(Extracted data entries)
● ● ●
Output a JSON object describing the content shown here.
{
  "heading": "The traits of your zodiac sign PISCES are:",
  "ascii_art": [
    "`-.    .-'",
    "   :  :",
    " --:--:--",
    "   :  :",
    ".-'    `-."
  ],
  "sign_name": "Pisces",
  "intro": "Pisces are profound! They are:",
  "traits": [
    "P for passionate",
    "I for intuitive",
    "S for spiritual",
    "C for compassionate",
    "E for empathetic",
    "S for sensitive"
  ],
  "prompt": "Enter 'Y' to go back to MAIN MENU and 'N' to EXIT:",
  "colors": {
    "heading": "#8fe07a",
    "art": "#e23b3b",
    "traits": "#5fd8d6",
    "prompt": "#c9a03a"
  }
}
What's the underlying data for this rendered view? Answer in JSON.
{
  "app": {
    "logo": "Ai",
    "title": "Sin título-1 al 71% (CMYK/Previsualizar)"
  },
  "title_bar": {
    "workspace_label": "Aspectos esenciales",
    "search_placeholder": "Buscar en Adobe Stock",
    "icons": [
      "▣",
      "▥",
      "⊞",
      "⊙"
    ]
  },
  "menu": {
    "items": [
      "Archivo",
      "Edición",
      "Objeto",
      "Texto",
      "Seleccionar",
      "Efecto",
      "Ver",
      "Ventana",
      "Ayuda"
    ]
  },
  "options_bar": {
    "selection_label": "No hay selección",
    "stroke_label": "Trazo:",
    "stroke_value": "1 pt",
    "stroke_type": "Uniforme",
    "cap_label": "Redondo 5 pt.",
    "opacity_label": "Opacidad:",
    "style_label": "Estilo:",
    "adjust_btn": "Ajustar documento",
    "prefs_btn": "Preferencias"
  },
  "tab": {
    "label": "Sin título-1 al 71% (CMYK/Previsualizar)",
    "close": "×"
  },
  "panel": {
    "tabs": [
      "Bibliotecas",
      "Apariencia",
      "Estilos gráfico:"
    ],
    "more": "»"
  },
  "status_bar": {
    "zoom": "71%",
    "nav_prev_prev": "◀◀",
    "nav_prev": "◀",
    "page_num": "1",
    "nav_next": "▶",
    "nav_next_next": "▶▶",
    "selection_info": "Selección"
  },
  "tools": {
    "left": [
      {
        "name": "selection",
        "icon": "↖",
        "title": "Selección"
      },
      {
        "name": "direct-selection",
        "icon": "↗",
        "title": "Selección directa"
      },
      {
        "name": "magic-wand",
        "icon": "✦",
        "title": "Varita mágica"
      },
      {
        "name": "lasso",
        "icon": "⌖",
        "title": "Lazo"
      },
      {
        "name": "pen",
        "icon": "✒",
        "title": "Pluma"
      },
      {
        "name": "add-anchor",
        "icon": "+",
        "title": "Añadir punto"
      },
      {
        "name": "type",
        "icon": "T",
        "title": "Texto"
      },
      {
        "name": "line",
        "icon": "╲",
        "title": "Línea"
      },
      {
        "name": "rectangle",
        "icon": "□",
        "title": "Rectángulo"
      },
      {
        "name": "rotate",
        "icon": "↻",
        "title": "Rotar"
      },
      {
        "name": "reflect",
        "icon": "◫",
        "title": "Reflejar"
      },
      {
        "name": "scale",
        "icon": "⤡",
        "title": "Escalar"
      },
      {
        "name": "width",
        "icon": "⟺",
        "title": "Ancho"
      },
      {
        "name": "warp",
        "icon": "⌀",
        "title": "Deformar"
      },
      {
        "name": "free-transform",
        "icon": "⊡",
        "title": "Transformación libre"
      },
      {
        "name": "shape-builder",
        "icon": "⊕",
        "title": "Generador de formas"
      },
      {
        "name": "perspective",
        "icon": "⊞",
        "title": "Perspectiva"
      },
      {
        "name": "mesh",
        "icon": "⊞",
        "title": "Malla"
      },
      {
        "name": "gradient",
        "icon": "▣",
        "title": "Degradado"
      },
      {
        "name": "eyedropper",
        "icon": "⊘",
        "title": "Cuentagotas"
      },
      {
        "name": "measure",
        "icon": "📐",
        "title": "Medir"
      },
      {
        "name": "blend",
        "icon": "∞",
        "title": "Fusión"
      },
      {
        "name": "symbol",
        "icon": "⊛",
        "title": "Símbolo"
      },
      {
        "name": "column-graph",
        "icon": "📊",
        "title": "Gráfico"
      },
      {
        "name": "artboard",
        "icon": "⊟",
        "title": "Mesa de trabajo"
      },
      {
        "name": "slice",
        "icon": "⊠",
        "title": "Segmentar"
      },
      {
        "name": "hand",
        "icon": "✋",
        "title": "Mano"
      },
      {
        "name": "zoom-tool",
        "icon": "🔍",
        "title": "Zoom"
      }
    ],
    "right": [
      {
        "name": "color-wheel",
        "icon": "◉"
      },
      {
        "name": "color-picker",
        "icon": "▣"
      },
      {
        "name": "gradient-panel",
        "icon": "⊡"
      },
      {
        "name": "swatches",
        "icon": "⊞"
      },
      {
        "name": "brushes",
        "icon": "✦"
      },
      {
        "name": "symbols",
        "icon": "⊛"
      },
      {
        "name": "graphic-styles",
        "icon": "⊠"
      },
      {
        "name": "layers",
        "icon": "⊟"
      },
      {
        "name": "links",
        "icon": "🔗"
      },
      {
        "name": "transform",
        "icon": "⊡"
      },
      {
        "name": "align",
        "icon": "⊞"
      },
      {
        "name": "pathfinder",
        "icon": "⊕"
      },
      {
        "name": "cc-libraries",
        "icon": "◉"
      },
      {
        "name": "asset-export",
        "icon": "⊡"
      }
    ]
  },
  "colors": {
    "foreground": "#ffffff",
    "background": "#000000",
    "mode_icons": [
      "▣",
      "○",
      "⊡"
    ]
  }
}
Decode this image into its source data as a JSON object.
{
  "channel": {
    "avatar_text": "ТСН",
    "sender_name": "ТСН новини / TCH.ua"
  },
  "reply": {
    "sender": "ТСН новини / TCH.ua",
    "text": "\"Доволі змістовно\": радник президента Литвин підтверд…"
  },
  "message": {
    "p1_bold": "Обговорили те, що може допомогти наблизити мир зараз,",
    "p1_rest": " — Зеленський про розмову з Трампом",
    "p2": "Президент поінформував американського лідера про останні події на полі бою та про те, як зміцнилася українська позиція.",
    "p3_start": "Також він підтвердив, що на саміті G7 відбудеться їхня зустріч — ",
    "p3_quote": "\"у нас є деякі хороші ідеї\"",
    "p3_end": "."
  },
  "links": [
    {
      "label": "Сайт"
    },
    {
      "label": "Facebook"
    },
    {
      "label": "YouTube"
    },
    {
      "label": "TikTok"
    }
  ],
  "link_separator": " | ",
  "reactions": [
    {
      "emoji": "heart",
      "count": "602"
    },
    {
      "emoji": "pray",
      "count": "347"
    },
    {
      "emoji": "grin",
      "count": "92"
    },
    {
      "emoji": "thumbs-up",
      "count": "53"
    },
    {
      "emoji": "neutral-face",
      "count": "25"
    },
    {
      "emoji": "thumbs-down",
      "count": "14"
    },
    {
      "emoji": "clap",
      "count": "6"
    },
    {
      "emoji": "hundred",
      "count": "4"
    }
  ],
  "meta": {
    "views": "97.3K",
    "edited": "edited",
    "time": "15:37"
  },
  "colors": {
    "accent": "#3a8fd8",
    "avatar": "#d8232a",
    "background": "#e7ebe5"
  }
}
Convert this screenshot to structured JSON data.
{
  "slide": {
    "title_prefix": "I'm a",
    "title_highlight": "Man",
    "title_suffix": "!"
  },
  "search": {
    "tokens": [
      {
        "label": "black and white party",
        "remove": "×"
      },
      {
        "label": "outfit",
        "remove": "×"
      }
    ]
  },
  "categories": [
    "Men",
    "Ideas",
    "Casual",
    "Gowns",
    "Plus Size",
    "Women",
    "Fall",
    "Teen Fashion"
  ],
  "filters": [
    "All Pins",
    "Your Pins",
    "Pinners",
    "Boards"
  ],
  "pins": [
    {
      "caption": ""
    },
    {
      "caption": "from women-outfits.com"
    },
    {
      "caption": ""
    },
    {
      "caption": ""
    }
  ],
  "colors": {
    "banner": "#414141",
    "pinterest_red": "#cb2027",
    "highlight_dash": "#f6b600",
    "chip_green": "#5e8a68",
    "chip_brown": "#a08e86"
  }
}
● ● ●
> _Description of the task_
Copy all the lines above that hold the string "prompt".

> _Result_
  "prompt": "Enter 'Y' to go back to MAIN MENU and 'N' to EXIT:",
    "prompt": "#c9a03a"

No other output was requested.